[start PROVIDED DATA]

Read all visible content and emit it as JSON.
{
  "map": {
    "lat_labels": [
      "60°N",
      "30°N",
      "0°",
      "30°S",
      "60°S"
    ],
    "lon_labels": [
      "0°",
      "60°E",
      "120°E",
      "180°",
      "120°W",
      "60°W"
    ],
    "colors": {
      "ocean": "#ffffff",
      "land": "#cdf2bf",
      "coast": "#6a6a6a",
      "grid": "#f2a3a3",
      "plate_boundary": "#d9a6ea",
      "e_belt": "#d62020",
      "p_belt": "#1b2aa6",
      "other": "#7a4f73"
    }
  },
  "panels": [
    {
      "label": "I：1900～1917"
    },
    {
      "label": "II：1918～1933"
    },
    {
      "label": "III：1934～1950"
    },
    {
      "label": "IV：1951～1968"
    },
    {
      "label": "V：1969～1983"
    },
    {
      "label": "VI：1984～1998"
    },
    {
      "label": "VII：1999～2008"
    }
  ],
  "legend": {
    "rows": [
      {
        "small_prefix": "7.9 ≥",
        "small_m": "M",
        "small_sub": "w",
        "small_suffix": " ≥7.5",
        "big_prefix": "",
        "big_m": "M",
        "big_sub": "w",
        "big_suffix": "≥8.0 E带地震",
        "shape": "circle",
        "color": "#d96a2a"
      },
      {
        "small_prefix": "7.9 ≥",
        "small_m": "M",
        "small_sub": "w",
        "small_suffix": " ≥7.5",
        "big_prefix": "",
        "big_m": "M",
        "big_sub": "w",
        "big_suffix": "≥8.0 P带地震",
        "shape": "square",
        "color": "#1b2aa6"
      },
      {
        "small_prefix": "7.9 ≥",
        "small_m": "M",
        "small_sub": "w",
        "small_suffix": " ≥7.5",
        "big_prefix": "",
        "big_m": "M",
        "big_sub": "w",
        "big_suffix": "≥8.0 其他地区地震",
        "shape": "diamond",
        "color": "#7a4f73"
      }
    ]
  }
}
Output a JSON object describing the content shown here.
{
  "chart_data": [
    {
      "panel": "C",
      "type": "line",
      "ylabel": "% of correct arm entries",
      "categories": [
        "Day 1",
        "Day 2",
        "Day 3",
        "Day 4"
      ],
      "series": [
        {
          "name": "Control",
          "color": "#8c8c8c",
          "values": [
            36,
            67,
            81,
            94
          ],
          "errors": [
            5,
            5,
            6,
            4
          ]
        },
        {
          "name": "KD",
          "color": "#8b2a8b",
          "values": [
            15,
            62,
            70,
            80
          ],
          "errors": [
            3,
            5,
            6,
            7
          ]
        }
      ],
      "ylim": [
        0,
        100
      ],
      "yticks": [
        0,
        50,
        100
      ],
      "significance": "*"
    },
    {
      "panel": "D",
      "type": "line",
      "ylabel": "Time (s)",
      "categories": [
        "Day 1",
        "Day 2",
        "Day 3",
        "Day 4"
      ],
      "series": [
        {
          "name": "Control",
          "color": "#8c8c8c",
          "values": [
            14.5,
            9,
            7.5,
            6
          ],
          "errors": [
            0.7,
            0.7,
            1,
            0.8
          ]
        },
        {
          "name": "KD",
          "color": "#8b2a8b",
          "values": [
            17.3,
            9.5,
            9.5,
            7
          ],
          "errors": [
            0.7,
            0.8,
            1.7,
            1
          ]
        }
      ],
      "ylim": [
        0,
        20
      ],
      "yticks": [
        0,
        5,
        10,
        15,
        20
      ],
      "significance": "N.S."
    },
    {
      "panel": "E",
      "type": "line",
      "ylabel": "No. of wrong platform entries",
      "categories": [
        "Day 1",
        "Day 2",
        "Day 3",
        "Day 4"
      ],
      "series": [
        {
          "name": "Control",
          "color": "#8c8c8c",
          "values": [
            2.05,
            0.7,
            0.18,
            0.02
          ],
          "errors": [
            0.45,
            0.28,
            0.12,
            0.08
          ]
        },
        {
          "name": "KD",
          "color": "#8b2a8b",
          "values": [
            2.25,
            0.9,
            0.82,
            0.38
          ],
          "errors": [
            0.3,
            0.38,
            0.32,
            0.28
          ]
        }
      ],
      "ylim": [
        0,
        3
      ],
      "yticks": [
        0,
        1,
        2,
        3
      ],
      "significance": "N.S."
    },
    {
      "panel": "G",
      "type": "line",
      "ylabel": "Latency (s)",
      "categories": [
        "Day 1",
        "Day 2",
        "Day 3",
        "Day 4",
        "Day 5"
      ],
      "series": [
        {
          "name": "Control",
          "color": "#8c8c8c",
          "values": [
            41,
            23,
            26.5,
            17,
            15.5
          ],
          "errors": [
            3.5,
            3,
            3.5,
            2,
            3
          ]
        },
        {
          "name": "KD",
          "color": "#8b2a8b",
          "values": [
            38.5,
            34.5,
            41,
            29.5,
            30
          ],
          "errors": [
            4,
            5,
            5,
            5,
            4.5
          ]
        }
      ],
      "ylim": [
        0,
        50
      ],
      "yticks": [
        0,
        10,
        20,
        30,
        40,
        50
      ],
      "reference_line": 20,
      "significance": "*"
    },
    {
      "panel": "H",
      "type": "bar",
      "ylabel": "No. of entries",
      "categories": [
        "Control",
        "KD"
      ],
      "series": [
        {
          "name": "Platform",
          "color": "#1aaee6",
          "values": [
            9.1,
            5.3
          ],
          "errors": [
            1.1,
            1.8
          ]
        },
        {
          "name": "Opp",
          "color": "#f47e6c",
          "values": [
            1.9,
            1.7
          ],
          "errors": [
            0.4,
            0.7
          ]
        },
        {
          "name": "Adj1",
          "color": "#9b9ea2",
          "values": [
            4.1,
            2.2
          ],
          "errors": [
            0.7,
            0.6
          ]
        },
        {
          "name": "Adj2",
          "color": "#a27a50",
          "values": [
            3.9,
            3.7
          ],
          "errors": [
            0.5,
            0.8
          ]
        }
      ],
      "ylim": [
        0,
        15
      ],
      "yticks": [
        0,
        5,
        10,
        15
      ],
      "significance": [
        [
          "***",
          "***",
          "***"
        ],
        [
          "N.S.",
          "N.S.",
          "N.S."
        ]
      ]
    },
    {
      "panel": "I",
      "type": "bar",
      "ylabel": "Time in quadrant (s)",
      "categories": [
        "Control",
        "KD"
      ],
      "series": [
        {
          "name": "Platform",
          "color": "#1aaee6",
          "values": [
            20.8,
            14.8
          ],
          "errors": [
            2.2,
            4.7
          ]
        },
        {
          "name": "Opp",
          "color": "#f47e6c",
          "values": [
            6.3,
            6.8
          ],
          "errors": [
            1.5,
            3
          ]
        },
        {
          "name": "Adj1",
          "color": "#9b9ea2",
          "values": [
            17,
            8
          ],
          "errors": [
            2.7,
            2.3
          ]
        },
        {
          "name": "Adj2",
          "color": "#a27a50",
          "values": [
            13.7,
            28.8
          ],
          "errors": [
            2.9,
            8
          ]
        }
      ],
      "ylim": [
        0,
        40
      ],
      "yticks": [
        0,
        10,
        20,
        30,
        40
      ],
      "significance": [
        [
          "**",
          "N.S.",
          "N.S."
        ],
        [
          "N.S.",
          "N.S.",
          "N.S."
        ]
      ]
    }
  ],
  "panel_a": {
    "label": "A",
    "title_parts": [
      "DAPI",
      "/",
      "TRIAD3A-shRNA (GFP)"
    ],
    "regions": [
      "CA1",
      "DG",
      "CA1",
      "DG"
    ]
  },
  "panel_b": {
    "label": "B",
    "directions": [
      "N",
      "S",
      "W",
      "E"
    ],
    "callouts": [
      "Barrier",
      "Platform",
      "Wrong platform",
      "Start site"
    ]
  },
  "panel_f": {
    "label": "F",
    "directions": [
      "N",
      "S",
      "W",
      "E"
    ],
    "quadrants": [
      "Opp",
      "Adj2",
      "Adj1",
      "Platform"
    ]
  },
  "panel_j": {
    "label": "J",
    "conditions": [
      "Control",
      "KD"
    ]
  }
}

[end PROVIDED DATA]

Track down every line with the word "shape" and copy it.

• _RESULT BELOW_:
        "shape": "circle",
        "shape": "square",
        "shape": "diamond",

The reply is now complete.